_Requirements_
Among the lines below, list those containing the string "your".

_Record set_
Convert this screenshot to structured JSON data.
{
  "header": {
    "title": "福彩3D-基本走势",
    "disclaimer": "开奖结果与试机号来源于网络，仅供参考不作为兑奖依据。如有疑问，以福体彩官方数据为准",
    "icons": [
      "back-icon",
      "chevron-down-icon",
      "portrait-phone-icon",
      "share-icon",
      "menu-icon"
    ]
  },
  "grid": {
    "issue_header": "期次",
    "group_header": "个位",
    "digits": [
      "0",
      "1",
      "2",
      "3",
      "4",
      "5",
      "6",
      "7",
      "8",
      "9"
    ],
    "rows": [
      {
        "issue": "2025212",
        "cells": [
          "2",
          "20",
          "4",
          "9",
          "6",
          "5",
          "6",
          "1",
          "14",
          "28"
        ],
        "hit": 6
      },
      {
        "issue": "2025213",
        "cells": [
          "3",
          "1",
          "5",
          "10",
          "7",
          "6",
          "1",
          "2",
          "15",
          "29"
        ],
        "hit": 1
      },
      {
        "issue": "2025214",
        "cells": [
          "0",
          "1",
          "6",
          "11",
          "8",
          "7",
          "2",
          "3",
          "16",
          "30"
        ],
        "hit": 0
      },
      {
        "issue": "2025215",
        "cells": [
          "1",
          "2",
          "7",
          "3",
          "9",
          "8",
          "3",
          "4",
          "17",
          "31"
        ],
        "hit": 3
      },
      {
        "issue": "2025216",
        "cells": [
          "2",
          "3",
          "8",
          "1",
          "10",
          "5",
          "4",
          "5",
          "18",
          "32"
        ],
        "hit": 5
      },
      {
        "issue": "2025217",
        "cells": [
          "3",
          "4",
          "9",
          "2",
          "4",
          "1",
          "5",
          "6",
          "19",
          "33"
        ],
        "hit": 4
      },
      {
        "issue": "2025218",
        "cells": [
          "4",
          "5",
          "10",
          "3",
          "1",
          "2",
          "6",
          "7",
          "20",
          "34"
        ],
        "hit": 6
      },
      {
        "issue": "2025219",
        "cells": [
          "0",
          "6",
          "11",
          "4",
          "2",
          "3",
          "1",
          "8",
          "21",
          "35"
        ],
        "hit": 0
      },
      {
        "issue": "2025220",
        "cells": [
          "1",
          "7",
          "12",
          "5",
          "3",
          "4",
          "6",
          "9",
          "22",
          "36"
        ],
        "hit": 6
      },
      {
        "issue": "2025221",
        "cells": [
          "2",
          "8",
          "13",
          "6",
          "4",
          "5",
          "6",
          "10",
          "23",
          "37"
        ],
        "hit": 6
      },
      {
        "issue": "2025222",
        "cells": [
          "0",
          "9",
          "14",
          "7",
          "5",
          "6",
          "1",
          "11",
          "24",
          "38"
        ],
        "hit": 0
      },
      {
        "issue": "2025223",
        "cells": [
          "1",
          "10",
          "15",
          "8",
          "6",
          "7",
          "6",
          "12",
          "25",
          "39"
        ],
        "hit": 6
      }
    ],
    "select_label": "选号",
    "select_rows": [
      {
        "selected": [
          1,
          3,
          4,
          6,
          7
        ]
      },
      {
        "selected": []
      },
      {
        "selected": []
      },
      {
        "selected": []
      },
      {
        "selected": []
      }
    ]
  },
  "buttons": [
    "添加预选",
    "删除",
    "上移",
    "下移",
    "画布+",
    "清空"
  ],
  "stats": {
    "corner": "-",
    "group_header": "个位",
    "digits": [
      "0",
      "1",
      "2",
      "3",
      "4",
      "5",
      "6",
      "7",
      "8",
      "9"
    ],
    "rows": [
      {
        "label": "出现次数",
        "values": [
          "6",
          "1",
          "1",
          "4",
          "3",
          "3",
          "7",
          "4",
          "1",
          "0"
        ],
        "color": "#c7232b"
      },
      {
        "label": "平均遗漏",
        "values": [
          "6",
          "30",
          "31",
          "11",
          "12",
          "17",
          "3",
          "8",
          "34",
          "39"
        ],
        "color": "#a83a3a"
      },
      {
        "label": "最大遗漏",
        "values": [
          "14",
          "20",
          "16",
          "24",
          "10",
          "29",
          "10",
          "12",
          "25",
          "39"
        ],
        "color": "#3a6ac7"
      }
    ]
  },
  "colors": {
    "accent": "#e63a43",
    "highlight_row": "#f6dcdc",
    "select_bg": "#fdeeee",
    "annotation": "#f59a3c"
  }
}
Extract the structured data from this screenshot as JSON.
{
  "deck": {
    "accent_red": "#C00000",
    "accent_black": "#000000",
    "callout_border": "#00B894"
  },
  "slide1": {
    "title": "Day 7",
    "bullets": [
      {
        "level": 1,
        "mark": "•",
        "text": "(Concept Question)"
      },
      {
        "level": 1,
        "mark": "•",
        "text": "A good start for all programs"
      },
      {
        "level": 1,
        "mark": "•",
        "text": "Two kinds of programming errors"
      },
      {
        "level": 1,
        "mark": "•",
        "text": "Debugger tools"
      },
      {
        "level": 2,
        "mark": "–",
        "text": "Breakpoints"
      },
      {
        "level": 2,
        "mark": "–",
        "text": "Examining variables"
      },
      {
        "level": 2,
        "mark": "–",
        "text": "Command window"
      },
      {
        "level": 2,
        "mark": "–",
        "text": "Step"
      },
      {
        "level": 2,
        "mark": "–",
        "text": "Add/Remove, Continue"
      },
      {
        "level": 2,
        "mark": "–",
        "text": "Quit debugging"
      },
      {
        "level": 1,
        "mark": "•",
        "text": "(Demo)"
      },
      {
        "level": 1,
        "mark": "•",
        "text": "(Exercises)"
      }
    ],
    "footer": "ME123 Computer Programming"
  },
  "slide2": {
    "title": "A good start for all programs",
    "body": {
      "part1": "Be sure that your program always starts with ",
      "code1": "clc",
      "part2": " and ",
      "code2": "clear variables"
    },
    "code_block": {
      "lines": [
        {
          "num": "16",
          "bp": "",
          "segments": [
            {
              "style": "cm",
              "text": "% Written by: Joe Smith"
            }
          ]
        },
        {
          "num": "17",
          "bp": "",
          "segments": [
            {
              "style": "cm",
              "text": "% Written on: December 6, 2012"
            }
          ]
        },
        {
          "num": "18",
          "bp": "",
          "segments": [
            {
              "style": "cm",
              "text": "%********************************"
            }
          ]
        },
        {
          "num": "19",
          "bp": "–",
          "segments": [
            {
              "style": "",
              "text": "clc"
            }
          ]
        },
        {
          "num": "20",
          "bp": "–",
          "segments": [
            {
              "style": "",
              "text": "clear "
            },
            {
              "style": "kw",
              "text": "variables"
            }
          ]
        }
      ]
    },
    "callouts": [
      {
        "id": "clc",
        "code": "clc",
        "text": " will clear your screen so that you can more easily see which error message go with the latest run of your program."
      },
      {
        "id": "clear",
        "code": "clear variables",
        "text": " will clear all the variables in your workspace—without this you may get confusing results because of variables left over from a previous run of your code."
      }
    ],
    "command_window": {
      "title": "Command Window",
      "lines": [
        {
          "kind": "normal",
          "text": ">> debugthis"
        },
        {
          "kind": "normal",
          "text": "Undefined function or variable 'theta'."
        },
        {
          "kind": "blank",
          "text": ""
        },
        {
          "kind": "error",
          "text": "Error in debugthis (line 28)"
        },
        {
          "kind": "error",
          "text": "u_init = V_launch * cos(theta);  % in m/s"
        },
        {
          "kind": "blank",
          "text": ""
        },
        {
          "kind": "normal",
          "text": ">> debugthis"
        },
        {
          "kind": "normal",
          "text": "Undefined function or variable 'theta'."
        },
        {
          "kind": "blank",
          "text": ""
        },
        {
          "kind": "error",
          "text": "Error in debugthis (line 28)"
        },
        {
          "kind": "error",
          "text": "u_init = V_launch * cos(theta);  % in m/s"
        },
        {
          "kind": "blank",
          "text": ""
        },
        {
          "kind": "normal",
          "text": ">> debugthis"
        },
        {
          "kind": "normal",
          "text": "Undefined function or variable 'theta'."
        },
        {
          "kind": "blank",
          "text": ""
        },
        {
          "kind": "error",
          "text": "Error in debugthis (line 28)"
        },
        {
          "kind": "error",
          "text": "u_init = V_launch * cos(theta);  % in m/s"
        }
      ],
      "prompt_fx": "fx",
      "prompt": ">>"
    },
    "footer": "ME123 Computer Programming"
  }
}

_Exercise solution_
      "part1": "Be sure that your program always starts with ",
        "text": " will clear your screen so that you can more easily see which error message go with the latest run of your program."
        "text": " will clear all the variables in your workspace—without this you may get confusing results because of variables left over from a previous run of your code."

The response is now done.